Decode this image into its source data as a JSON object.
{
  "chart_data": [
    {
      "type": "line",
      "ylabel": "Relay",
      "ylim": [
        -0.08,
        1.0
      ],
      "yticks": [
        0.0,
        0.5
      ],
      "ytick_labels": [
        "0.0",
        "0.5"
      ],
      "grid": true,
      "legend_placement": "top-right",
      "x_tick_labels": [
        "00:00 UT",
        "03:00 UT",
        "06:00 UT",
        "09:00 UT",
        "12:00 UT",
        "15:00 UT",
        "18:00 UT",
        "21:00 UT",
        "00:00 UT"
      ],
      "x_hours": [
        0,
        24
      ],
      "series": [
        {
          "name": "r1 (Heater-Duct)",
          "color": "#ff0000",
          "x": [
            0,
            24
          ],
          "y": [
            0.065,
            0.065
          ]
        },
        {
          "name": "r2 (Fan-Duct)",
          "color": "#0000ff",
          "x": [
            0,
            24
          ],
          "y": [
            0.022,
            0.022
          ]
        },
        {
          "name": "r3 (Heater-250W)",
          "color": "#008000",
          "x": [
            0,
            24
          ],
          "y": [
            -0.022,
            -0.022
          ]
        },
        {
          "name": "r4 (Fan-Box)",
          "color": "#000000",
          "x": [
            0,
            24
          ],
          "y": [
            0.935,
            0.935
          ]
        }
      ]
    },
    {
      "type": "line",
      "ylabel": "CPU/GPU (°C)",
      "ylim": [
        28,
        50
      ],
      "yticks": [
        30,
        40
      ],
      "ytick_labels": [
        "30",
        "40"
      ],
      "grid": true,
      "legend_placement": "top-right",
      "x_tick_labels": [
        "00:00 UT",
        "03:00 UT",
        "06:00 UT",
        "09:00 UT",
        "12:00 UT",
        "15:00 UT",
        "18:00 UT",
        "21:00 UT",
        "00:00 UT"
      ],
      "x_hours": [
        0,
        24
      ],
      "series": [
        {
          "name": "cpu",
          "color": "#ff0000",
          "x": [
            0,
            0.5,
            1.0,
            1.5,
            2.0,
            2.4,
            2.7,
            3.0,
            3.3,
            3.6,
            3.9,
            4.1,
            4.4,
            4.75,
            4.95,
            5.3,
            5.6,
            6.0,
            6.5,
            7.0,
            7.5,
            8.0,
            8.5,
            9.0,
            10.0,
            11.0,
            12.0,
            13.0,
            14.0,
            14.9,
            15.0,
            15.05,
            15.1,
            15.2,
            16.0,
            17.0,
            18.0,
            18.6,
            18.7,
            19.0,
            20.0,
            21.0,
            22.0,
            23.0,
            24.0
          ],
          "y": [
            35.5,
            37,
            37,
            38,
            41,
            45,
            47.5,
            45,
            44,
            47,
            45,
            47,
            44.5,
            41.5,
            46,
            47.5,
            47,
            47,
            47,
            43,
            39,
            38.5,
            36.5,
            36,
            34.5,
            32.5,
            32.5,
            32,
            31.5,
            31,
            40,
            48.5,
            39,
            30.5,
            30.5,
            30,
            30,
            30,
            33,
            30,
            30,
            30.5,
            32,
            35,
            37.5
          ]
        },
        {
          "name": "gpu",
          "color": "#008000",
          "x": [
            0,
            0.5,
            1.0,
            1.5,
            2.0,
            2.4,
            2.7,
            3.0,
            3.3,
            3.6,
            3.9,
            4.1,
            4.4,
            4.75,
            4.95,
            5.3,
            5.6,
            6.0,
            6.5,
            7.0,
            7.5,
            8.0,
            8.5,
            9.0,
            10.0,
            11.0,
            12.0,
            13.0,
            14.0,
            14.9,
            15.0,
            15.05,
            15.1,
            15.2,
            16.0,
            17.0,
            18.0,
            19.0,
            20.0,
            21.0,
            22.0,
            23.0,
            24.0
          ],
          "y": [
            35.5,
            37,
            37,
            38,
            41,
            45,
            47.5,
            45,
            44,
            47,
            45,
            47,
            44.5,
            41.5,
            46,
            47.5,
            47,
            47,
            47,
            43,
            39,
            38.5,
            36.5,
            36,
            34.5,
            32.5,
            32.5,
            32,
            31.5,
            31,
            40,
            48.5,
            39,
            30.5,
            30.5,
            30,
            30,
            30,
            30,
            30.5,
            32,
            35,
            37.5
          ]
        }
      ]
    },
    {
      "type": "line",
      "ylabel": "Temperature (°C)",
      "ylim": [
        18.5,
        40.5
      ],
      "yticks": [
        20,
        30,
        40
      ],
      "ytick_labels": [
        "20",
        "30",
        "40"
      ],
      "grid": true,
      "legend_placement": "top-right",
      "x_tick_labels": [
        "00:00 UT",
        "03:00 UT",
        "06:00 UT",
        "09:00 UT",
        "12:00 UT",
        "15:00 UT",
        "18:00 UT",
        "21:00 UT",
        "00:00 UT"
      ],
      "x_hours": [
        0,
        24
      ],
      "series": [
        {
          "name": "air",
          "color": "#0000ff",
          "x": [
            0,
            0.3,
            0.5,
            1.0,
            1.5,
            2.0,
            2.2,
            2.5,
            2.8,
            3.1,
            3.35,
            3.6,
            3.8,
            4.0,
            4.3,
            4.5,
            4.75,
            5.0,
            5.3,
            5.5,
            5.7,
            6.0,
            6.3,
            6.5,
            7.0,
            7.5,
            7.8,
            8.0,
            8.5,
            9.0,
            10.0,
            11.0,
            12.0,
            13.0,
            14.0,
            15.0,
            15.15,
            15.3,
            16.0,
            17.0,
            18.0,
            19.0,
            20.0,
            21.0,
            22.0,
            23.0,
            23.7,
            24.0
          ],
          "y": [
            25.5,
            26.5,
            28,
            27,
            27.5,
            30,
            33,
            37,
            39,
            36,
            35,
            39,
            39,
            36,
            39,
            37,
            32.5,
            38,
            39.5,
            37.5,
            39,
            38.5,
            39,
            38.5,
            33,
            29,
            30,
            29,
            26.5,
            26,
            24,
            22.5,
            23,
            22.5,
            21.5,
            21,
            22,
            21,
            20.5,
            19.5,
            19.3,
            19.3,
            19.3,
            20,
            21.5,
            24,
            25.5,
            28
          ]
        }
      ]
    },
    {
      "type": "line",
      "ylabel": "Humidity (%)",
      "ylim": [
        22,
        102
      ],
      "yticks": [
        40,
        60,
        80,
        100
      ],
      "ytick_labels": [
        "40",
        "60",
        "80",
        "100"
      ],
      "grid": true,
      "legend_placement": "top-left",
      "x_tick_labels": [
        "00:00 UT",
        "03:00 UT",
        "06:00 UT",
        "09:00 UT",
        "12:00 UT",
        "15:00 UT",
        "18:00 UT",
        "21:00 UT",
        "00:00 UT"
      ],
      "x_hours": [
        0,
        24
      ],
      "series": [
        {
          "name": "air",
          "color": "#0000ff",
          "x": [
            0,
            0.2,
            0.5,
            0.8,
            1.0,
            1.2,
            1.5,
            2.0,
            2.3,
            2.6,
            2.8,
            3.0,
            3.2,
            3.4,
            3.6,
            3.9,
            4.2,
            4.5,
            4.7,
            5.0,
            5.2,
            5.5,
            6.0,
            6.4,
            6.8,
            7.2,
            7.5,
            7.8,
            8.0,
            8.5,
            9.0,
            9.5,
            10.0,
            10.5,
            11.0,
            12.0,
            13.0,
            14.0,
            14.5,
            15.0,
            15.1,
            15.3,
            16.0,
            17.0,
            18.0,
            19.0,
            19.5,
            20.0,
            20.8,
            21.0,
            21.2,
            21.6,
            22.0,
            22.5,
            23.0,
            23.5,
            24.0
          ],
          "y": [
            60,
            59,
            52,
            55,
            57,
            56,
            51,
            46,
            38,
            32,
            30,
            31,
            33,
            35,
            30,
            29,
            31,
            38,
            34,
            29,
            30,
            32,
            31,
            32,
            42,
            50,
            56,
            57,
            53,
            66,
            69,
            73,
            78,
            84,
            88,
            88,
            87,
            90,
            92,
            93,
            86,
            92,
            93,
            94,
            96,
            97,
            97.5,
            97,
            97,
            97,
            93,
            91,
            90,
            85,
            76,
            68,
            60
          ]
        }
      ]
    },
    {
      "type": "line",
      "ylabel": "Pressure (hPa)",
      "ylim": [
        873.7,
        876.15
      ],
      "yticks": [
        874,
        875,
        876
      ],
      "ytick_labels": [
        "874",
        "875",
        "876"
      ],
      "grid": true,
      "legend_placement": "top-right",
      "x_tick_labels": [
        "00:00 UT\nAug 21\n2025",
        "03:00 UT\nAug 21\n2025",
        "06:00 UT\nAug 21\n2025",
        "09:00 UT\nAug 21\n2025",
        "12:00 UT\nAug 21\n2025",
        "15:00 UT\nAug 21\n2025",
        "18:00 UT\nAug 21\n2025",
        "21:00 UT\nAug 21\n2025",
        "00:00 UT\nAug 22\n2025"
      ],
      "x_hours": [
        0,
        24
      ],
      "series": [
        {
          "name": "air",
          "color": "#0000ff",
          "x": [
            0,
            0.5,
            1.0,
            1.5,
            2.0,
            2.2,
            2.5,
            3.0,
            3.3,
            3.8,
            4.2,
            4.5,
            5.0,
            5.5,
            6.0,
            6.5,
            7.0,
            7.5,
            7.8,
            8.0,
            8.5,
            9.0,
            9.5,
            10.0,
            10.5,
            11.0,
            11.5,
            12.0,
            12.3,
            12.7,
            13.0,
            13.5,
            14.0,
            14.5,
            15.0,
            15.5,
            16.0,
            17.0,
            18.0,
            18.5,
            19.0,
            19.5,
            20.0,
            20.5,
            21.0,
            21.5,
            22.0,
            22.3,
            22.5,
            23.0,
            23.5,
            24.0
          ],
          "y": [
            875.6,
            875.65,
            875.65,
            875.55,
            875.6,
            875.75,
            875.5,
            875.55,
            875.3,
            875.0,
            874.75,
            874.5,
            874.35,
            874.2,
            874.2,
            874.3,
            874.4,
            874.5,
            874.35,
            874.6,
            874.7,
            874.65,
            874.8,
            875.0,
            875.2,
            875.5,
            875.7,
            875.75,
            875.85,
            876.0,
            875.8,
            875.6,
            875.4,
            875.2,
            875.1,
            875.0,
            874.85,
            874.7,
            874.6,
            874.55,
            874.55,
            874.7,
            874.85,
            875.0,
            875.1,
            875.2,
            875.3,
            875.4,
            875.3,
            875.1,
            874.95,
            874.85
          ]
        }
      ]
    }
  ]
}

(JOB) Gather all lines where the word "Heater" appears.

(SOLUTION)
          "name": "r1 (Heater-Duct)",
          "name": "r3 (Heater-250W)",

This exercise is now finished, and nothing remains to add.